[Dataset rows about figures]
___

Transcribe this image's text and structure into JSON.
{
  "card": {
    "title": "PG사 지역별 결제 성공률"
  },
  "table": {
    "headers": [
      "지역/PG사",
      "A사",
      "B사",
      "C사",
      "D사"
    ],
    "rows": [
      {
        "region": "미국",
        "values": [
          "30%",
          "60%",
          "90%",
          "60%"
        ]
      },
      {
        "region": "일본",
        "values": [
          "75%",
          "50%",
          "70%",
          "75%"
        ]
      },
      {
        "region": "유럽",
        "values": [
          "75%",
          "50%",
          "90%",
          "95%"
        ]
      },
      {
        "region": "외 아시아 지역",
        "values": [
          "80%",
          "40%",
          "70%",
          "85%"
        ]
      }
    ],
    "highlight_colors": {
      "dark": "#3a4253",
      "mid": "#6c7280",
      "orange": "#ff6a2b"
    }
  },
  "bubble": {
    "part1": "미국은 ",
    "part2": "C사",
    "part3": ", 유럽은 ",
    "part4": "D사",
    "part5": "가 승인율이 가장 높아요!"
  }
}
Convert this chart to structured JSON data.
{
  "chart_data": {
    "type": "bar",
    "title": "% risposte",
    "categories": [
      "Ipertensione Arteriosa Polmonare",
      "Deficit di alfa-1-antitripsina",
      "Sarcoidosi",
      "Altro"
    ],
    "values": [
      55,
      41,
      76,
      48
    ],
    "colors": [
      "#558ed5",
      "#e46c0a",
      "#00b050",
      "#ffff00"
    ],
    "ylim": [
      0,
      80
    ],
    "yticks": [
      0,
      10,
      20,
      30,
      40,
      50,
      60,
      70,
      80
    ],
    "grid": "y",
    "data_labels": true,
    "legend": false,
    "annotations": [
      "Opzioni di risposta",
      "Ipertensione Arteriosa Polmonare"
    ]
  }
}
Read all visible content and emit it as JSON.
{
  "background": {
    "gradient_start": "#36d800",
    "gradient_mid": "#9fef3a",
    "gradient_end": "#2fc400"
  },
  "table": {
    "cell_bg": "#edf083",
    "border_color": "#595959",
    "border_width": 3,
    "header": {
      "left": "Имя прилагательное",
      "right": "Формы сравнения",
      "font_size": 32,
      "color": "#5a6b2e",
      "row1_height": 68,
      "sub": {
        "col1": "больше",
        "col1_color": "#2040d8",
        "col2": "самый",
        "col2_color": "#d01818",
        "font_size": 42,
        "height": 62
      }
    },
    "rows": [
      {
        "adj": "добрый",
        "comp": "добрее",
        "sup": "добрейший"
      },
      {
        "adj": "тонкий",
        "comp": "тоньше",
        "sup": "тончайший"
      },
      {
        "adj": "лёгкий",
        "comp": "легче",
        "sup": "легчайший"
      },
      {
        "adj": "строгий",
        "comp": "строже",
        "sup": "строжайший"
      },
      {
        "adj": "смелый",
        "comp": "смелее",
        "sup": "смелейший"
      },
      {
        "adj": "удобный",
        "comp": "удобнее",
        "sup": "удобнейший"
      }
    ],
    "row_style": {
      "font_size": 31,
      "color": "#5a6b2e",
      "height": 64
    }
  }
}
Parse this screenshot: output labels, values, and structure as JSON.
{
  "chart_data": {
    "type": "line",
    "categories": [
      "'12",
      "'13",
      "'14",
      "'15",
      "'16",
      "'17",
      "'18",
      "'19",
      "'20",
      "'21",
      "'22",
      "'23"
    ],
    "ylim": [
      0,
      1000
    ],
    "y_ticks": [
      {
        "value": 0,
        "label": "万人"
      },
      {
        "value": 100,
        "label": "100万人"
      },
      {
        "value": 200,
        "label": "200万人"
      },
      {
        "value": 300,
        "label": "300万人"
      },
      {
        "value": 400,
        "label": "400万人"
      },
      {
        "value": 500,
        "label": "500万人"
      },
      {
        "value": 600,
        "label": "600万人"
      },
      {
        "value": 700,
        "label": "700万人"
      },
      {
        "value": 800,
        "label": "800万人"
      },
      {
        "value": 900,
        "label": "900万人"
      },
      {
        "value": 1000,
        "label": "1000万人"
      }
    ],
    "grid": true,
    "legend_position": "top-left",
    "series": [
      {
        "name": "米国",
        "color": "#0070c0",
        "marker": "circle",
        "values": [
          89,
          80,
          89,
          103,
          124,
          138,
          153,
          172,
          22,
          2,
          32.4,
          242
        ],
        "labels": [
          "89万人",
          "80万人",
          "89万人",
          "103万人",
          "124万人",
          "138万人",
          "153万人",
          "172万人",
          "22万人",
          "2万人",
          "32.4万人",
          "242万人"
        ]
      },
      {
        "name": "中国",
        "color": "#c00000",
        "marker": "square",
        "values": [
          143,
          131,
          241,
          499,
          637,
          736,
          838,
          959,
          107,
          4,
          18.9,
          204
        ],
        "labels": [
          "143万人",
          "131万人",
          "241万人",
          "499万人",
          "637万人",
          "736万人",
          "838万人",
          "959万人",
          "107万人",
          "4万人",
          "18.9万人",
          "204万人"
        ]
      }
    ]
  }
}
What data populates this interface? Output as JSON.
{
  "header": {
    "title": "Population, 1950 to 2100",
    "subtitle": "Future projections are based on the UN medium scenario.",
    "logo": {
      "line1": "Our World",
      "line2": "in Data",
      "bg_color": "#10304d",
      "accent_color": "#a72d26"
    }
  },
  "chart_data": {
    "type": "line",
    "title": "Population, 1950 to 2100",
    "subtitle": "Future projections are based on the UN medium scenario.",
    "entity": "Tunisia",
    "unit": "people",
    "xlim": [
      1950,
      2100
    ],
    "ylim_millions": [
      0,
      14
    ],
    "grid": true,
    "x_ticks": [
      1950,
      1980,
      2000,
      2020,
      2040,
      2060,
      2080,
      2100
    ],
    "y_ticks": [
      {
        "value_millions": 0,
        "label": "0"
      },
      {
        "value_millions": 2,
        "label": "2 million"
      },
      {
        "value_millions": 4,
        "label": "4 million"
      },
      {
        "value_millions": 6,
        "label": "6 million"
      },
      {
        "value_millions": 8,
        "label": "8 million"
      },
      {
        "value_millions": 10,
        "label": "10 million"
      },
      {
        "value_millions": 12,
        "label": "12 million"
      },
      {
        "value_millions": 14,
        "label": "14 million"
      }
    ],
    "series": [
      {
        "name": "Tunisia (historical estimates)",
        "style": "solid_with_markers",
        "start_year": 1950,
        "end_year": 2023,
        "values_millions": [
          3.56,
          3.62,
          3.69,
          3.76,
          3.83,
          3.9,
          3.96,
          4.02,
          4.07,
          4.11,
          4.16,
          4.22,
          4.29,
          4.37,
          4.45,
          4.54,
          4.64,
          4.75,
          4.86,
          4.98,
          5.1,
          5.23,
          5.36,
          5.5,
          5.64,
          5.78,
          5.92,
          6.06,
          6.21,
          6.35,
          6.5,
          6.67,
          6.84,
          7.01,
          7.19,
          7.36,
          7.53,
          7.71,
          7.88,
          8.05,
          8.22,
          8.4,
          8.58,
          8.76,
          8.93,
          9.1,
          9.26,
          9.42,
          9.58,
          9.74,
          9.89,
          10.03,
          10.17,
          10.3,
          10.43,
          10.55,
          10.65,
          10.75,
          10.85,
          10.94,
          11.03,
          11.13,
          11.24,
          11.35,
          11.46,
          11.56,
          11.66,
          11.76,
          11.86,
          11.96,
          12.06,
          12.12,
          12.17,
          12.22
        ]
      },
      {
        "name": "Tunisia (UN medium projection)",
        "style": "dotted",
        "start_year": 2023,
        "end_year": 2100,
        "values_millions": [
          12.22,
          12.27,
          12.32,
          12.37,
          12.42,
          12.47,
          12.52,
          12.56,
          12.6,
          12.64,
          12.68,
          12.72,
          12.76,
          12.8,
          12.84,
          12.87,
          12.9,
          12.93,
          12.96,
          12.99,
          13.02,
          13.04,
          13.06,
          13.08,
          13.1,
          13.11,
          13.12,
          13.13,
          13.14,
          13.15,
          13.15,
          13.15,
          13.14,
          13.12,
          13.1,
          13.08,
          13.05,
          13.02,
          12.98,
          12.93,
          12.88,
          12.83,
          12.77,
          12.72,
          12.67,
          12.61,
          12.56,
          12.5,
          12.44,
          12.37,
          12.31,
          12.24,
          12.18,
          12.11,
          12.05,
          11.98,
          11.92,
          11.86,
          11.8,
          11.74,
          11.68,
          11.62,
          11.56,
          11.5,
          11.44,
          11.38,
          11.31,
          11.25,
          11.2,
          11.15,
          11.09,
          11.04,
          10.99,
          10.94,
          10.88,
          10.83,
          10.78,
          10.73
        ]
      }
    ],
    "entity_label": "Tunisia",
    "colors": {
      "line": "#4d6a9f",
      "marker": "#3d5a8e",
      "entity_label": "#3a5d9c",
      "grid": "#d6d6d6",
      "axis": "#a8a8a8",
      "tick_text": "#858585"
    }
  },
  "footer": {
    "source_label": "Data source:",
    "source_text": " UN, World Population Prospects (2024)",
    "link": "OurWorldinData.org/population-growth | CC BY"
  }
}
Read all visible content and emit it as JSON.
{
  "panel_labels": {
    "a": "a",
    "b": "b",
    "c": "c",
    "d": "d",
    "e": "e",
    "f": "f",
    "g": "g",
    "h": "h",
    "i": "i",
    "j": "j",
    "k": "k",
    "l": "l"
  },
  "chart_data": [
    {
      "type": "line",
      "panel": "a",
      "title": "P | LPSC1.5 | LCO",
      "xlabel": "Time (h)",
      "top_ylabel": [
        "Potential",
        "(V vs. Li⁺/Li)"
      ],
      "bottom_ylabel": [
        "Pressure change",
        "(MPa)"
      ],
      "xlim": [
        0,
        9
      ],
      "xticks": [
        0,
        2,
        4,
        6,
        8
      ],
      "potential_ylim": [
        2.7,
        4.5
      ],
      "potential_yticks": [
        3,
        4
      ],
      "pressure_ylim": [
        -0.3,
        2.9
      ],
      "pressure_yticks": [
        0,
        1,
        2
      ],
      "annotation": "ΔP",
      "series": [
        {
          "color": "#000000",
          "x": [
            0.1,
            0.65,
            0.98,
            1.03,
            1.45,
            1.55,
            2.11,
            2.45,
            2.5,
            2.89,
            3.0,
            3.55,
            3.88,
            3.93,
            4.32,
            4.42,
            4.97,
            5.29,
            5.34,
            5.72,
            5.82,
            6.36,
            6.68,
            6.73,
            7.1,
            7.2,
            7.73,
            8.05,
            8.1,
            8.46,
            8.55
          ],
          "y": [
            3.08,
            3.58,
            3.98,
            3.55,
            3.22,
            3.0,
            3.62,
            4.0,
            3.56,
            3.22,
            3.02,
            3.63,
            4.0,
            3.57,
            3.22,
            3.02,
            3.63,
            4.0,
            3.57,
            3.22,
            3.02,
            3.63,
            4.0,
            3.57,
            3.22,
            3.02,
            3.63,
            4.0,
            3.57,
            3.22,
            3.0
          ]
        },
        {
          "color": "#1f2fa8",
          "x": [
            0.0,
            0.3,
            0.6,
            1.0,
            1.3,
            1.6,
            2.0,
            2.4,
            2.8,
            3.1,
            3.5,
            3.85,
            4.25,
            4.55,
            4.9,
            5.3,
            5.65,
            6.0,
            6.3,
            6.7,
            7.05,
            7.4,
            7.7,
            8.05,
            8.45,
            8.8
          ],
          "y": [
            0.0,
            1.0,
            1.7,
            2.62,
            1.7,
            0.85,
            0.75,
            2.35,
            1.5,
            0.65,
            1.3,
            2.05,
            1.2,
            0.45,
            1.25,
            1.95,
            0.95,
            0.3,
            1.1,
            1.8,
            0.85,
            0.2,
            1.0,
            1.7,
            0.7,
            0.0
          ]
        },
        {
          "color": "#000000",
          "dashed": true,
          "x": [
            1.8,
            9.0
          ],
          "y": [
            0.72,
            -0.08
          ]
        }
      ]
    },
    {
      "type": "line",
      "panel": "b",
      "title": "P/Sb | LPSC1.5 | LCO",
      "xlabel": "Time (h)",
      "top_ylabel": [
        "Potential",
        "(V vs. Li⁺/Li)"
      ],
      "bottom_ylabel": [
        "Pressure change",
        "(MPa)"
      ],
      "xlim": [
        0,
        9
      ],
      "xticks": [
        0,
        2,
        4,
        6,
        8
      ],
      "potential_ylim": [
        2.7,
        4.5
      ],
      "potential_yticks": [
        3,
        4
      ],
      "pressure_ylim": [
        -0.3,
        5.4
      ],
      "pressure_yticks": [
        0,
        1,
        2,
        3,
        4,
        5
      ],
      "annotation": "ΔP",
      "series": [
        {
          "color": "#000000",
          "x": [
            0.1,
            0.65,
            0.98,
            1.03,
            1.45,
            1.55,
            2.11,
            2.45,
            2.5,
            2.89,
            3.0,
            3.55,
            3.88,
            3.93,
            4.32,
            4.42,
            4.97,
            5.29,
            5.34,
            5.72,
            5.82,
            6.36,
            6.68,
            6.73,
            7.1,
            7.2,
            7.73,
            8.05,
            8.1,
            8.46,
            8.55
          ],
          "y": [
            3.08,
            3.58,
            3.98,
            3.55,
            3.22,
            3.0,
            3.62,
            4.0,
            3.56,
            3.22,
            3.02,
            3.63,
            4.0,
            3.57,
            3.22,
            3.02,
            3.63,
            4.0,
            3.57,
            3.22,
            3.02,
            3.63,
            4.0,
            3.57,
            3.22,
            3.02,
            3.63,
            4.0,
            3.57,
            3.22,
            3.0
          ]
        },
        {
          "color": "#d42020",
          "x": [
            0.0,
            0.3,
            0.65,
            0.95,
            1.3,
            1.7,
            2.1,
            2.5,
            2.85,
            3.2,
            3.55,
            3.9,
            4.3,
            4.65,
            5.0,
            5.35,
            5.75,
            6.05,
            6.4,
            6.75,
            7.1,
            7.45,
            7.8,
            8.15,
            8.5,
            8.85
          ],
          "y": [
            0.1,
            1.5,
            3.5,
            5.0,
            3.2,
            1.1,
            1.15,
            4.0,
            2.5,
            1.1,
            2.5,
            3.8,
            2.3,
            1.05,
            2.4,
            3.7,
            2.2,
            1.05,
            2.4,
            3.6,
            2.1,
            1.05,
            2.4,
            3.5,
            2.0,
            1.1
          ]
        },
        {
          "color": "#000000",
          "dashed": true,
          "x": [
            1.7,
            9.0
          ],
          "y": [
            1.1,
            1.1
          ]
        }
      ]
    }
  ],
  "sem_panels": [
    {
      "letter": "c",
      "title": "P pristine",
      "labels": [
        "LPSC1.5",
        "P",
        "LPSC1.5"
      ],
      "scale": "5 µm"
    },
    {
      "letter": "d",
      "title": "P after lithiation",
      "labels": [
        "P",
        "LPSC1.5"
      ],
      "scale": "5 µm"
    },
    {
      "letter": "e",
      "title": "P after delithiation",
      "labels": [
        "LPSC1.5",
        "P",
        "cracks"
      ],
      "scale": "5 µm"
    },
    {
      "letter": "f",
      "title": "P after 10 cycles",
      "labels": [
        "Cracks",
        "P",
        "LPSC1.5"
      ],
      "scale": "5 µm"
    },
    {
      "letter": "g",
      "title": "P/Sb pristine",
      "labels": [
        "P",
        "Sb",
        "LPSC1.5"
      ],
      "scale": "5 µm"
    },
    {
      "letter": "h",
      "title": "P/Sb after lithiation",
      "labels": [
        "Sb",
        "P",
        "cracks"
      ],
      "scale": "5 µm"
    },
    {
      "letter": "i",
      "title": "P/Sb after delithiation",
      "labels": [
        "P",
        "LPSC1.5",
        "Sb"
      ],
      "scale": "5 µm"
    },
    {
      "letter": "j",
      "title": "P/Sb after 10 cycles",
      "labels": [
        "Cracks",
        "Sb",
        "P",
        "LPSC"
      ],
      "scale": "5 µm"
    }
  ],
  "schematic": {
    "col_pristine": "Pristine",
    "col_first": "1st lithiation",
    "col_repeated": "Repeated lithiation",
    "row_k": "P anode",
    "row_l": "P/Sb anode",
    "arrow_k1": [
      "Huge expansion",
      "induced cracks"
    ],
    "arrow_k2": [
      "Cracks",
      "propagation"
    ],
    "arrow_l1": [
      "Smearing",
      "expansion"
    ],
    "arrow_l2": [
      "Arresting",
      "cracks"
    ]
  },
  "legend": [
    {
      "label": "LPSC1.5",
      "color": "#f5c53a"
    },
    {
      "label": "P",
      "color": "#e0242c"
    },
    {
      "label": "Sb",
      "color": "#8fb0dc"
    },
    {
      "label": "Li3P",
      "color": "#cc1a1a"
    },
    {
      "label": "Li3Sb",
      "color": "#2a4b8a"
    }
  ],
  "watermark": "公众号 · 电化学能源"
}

___

• _Problem statement_
Which lines of the data include "comp"? Copy each of them.

• _Exercise answer_
        "comp": "добрее",
        "comp": "тоньше",
        "comp": "легче",
        "comp": "строже",
        "comp": "смелее",
        "comp": "удобнее",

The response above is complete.